**Short exercise**: Copy every line of the data that includes the string "ffffff".

-- Start --

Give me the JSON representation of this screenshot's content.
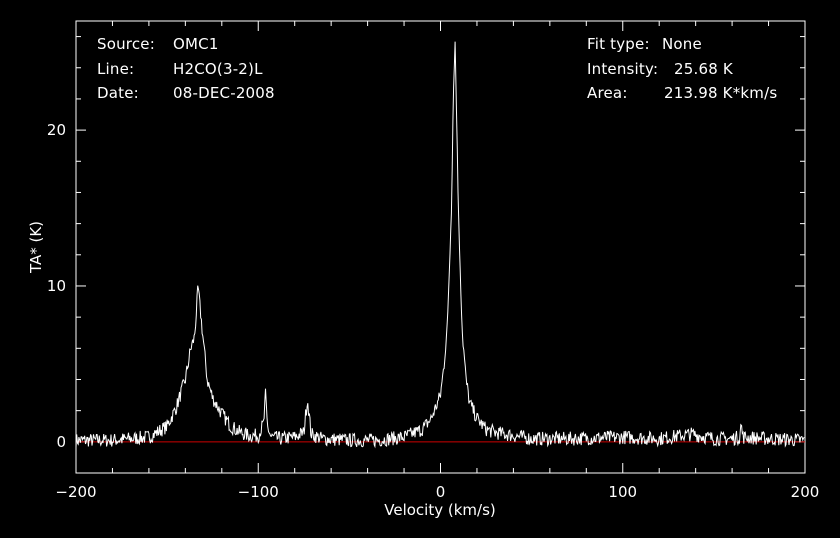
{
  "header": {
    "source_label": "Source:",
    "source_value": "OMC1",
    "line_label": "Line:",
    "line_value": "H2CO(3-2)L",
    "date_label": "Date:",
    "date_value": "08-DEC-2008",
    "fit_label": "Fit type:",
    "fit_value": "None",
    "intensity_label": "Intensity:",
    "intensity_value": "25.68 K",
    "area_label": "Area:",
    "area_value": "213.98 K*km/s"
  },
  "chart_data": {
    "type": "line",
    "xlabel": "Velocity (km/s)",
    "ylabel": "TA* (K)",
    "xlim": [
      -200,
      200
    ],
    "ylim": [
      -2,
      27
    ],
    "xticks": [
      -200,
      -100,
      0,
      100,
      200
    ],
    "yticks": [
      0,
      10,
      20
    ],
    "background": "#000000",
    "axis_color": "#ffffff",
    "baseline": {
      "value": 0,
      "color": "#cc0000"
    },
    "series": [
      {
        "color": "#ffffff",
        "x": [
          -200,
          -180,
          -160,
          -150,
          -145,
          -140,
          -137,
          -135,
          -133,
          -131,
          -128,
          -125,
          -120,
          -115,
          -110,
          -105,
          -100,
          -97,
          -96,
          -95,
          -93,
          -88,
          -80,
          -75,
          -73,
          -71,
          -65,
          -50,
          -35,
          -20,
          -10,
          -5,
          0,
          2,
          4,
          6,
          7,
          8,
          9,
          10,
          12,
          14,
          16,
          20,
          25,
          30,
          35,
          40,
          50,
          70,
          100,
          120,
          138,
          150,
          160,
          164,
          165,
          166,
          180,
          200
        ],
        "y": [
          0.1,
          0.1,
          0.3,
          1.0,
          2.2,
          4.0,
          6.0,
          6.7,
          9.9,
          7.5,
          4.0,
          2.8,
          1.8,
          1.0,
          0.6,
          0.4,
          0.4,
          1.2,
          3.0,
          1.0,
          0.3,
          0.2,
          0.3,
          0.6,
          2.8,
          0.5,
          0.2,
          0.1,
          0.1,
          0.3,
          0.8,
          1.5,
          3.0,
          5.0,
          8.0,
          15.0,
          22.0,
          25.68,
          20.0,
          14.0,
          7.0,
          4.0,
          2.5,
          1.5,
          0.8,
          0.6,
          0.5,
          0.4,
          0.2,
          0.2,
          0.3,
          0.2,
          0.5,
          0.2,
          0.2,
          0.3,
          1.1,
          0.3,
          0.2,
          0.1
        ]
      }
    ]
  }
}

-- End --
-- Start --

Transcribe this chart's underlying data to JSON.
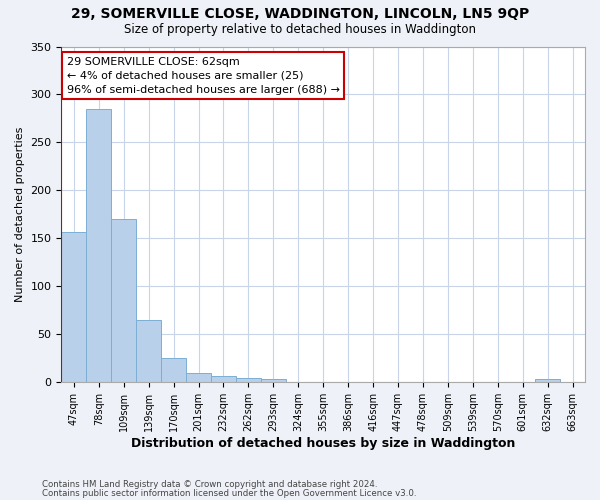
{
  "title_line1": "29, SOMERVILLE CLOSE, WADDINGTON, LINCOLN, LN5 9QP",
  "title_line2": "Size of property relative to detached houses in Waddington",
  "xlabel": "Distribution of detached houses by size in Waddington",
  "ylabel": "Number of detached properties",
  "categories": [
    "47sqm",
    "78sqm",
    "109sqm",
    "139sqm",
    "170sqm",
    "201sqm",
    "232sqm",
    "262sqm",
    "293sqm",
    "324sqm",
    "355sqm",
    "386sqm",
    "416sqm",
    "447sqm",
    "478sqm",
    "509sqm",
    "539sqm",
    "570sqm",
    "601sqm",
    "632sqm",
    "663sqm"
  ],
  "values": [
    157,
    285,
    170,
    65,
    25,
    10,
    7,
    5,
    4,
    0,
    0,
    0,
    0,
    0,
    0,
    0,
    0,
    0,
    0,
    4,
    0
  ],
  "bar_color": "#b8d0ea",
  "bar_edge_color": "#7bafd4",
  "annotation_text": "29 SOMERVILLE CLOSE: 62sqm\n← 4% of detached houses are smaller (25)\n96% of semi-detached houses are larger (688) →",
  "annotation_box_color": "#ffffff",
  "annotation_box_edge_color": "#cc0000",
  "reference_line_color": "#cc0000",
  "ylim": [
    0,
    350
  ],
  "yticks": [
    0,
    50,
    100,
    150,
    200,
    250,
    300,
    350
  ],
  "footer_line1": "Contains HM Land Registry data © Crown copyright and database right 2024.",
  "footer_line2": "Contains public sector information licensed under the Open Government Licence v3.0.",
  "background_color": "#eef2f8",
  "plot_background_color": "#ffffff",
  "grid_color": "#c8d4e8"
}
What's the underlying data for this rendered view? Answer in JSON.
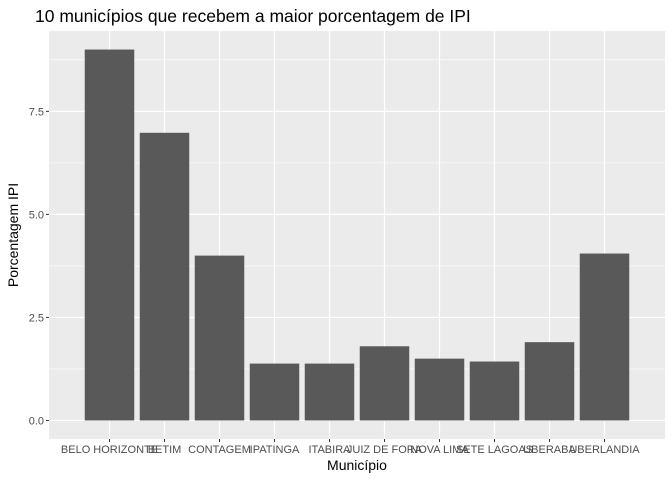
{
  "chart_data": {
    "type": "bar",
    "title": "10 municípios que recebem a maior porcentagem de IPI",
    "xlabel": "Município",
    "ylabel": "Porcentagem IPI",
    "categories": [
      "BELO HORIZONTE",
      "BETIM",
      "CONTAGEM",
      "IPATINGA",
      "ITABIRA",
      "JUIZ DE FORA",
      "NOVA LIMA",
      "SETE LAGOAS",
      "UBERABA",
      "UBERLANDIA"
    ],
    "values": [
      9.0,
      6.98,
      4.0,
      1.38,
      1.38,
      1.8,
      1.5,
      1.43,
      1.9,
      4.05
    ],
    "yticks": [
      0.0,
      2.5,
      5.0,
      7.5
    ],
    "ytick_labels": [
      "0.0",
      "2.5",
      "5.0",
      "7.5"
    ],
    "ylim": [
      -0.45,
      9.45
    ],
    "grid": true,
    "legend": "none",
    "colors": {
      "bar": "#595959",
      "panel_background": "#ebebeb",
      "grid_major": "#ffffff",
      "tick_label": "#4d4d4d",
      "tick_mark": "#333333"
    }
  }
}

-- End --
-- Start --

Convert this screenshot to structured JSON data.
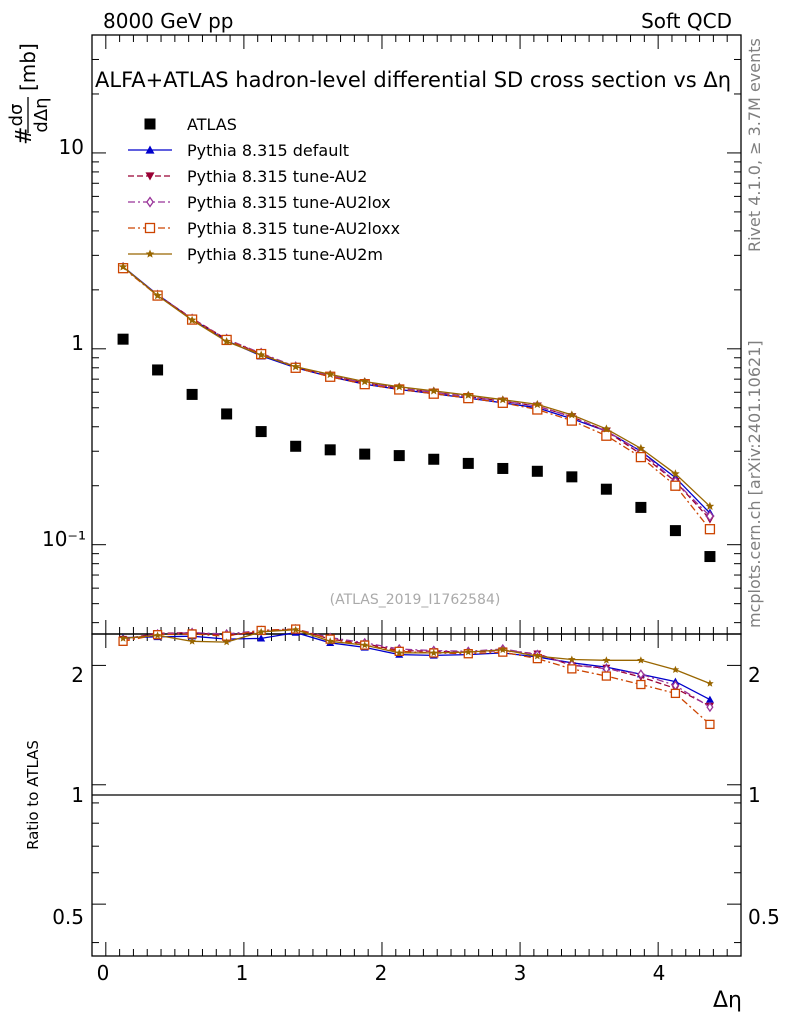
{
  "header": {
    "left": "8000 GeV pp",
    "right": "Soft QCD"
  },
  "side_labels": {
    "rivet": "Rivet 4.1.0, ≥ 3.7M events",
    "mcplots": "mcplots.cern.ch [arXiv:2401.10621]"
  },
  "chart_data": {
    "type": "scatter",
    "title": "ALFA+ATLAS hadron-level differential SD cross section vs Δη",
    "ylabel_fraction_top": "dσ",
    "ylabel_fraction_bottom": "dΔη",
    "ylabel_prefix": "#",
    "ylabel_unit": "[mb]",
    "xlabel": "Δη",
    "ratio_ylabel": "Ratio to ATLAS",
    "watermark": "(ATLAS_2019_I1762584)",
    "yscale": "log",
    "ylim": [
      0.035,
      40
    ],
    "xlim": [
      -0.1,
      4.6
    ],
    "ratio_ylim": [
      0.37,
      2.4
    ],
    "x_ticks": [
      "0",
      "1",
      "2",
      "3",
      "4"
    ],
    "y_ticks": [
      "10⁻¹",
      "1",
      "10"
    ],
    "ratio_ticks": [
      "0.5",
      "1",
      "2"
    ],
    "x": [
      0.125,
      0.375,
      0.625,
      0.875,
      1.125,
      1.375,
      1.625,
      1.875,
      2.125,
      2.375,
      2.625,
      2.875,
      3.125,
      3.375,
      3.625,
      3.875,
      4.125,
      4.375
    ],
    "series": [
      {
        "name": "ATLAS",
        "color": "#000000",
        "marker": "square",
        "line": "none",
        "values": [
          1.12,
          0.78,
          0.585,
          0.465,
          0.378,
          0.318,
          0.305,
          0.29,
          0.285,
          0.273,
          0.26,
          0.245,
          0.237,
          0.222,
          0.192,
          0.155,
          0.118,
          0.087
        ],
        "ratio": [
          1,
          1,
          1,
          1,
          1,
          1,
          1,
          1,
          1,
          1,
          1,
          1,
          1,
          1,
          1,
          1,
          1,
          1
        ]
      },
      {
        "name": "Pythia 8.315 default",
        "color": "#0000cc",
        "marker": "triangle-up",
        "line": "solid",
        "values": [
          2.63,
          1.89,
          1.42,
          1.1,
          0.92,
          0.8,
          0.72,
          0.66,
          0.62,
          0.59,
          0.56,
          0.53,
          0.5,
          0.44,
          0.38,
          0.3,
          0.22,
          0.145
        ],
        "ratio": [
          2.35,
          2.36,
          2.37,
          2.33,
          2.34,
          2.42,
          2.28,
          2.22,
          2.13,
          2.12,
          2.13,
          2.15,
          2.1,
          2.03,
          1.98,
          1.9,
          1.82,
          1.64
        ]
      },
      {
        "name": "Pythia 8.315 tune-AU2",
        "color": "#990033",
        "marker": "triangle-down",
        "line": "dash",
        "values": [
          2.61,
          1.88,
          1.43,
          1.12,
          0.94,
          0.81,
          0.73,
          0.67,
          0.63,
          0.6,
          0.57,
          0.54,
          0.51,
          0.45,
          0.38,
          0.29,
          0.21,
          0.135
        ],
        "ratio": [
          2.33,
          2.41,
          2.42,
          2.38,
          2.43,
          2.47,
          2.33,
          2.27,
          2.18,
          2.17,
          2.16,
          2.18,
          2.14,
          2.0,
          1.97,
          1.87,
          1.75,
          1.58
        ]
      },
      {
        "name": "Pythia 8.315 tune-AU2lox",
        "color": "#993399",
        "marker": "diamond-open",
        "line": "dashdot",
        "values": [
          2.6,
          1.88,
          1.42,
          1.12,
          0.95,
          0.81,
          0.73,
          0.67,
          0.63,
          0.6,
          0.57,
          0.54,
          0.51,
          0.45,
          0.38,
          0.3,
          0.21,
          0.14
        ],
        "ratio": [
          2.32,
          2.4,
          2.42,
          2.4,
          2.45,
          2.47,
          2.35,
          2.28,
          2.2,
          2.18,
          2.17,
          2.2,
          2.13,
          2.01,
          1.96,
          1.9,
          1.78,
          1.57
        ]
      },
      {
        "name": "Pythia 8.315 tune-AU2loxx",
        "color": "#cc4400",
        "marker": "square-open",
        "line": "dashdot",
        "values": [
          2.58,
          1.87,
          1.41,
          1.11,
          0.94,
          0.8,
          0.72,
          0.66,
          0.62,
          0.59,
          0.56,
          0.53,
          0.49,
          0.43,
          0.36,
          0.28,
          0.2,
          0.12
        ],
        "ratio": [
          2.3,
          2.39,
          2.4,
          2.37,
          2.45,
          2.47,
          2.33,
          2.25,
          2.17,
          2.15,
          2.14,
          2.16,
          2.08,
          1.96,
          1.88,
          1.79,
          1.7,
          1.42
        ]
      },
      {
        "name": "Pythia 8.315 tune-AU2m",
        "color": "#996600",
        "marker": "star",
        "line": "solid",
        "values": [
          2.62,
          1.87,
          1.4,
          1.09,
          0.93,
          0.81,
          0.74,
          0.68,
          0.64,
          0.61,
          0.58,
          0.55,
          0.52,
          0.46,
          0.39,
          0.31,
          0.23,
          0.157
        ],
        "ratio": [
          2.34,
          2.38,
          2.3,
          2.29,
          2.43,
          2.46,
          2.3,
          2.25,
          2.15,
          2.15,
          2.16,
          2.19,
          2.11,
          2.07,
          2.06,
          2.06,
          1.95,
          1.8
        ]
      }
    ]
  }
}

-- End --

**Written response**:
    "axis_color": "#ffffff",
        "color": "#ffffff",
  "annotation_box_color": "#ffffff",
  "plot_background_color": "#ffffff",
      "grid_major": "#ffffff",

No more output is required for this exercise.